:: PROBLEM TO WORK ON ::
Copy every line from the data below in which the string "circle" can be found.

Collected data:
—————

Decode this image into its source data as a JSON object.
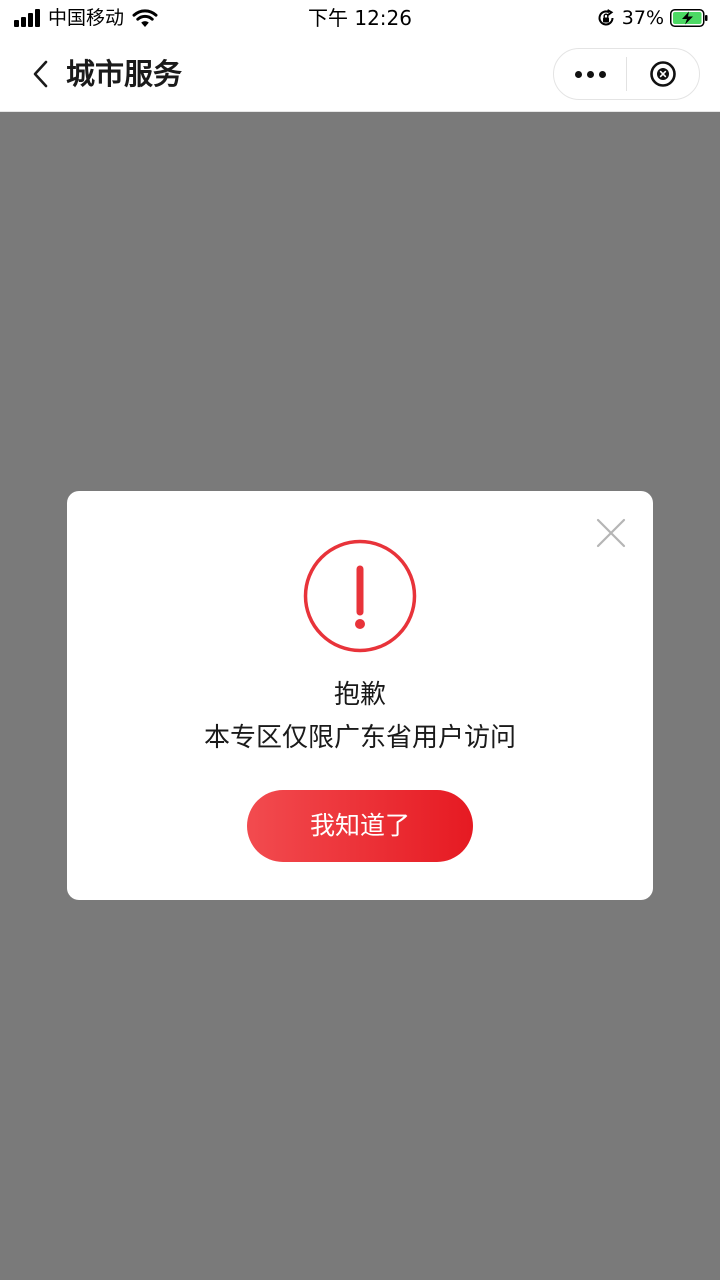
{
  "status_bar": {
    "carrier": "中国移动",
    "time": "下午 12:26",
    "battery_percent": "37%",
    "battery_level": 0.37,
    "icons": [
      "signal-icon",
      "wifi-icon",
      "rotation-lock-icon",
      "battery-charging-icon"
    ]
  },
  "nav": {
    "title": "城市服务",
    "icons": [
      "back-chevron-icon",
      "more-dots-icon",
      "close-circle-icon"
    ]
  },
  "dialog": {
    "title": "抱歉",
    "message": "本专区仅限广东省用户访问",
    "button_label": "我知道了",
    "icons": [
      "alert-circle-icon",
      "close-x-icon"
    ]
  },
  "colors": {
    "overlay": "#7a7a7a",
    "accent": "#e61a22",
    "accent_start": "#f24b4f",
    "battery_green": "#4cd964"
  }
}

—————

:: TASK ANSWER ::
      "close-circle-icon"
      "alert-circle-icon",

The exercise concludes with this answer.